Collection entries:
►
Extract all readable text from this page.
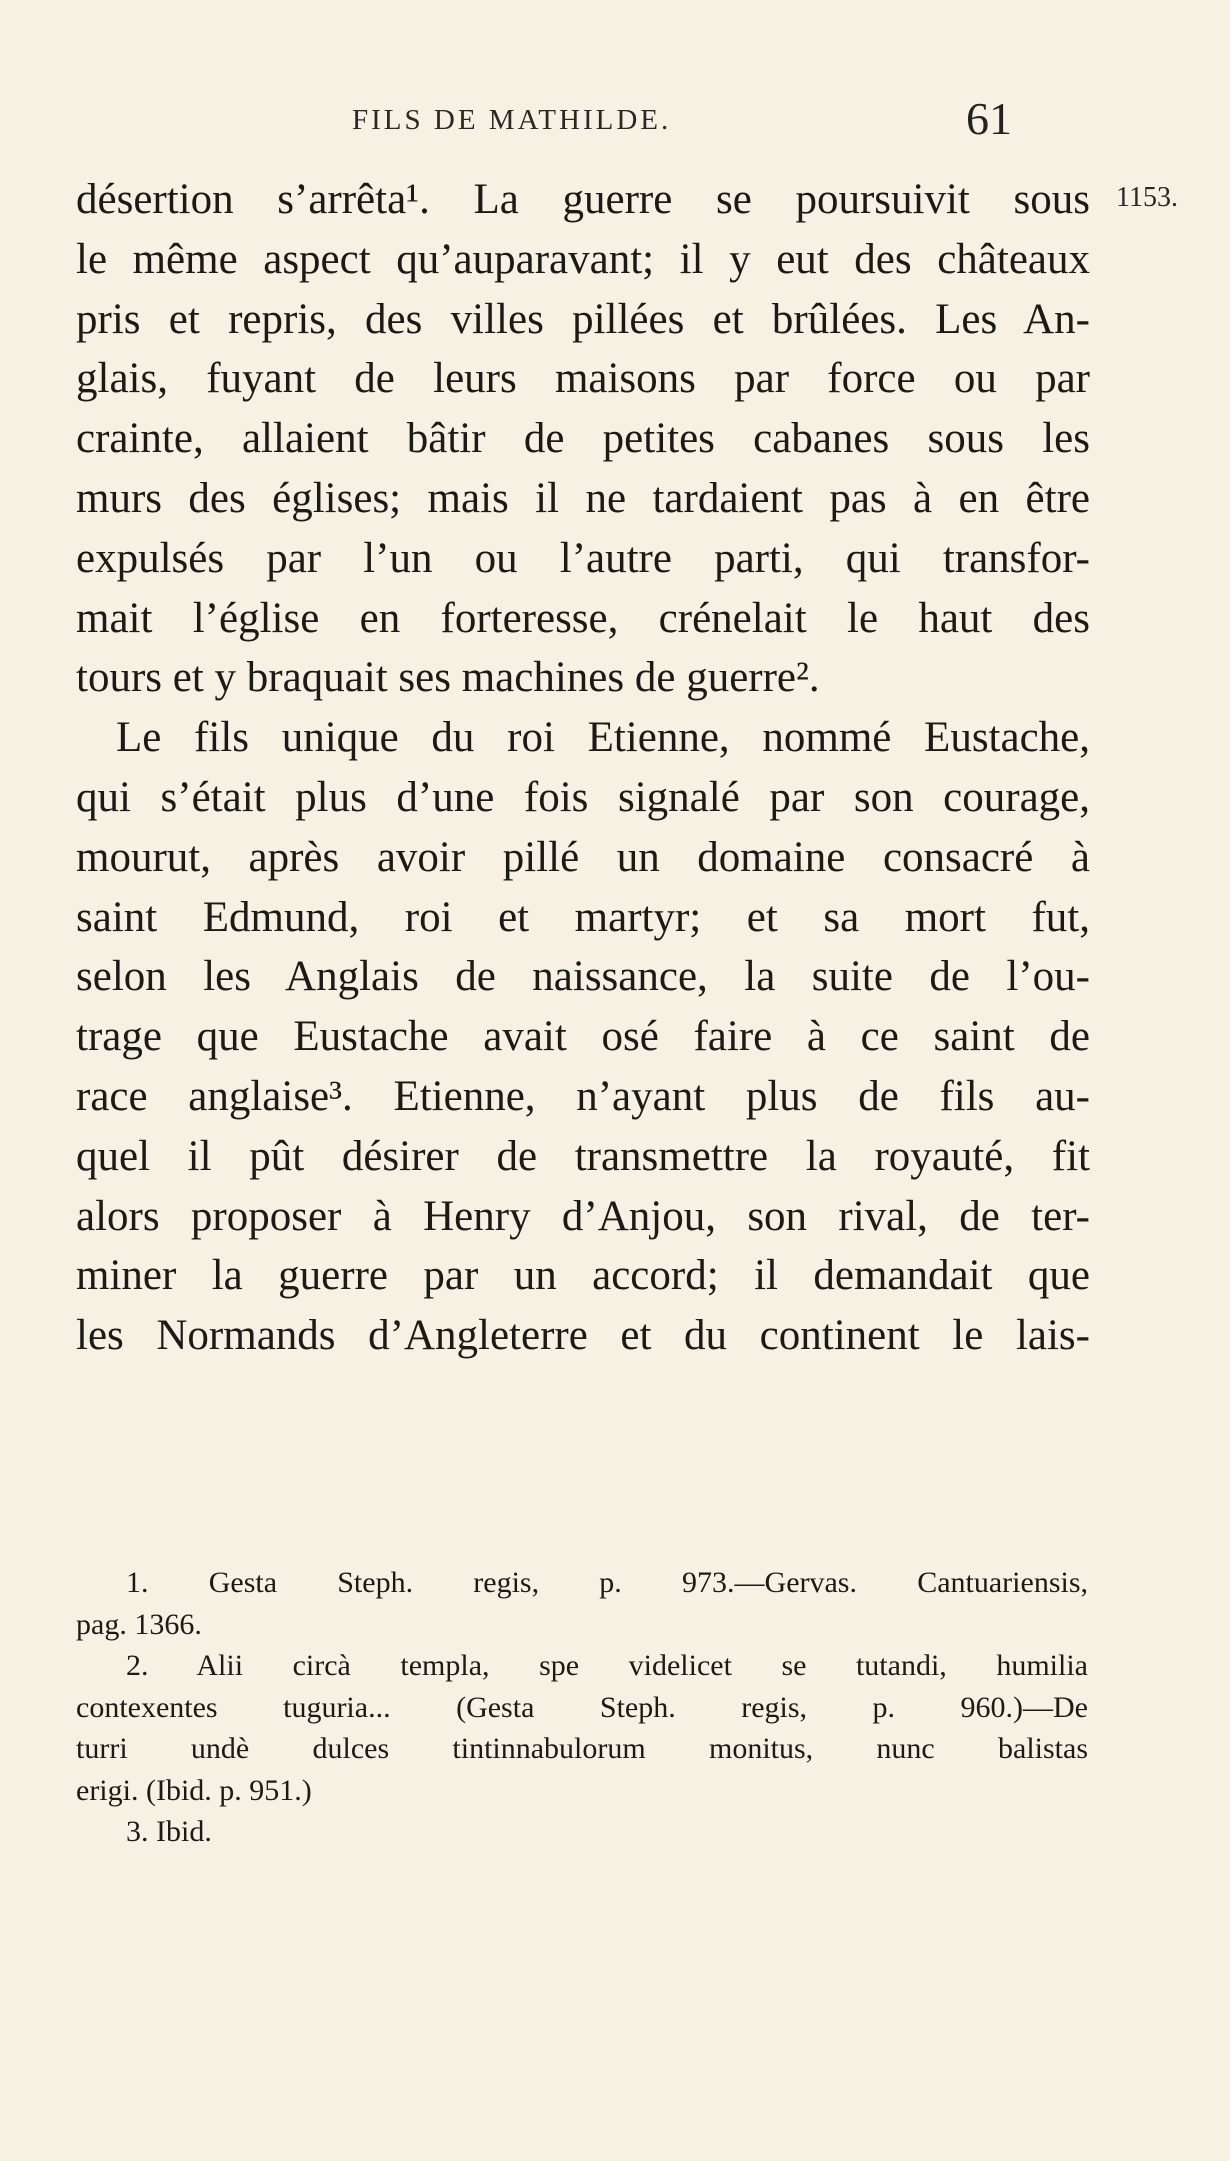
FILS DE MATHILDE.	61
1153.
désertion s’arrêta¹. La guerre se poursuivit sous
le même aspect qu’auparavant; il y eut des châteaux
pris et repris, des villes pillées et brûlées. Les An-
glais, fuyant de leurs maisons par force ou par
crainte, allaient bâtir de petites cabanes sous les
murs des églises; mais il ne tardaient pas à en être
expulsés par l’un ou l’autre parti, qui transfor-
mait l’église en forteresse, crénelait le haut des
tours et y braquait ses machines de guerre².
Le fils unique du roi Etienne, nommé Eustache,
qui s’était plus d’une fois signalé par son courage,
mourut, après avoir pillé un domaine consacré à
saint Edmund, roi et martyr; et sa mort fut,
selon les Anglais de naissance, la suite de l’ou-
trage que Eustache avait osé faire à ce saint de
race anglaise³. Etienne, n’ayant plus de fils au-
quel il pût désirer de transmettre la royauté, fit
alors proposer à Henry d’Anjou, son rival, de ter-
miner la guerre par un accord; il demandait que
les Normands d’Angleterre et du continent le lais-
1. Gesta Steph. regis, p. 973.—Gervas. Cantuariensis,
pag. 1366.
2. Alii circà templa, spe videlicet se tutandi, humilia
contexentes tuguria... (Gesta Steph. regis, p. 960.)—De
turri undè dulces tintinnabulorum monitus, nunc balistas
erigi. (Ibid. p. 951.)
3. Ibid.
◄
Given request -
Write out each entry exactly as given, omitting any picture.

Reply -
Extract all readable text from this page.
FILS DE MATHILDE.	61
1153.
désertion s’arrêta¹. La guerre se poursuivit sous
le même aspect qu’auparavant; il y eut des châteaux
pris et repris, des villes pillées et brûlées. Les An-
glais, fuyant de leurs maisons par force ou par
crainte, allaient bâtir de petites cabanes sous les
murs des églises; mais il ne tardaient pas à en être
expulsés par l’un ou l’autre parti, qui transfor-
mait l’église en forteresse, crénelait le haut des
tours et y braquait ses machines de guerre².
Le fils unique du roi Etienne, nommé Eustache,
qui s’était plus d’une fois signalé par son courage,
mourut, après avoir pillé un domaine consacré à
saint Edmund, roi et martyr; et sa mort fut,
selon les Anglais de naissance, la suite de l’ou-
trage que Eustache avait osé faire à ce saint de
race anglaise³. Etienne, n’ayant plus de fils au-
quel il pût désirer de transmettre la royauté, fit
alors proposer à Henry d’Anjou, son rival, de ter-
miner la guerre par un accord; il demandait que
les Normands d’Angleterre et du continent le lais-
1. Gesta Steph. regis, p. 973.—Gervas. Cantuariensis,
pag. 1366.
2. Alii circà templa, spe videlicet se tutandi, humilia
contexentes tuguria... (Gesta Steph. regis, p. 960.)—De
turri undè dulces tintinnabulorum monitus, nunc balistas
erigi. (Ibid. p. 951.)
3. Ibid.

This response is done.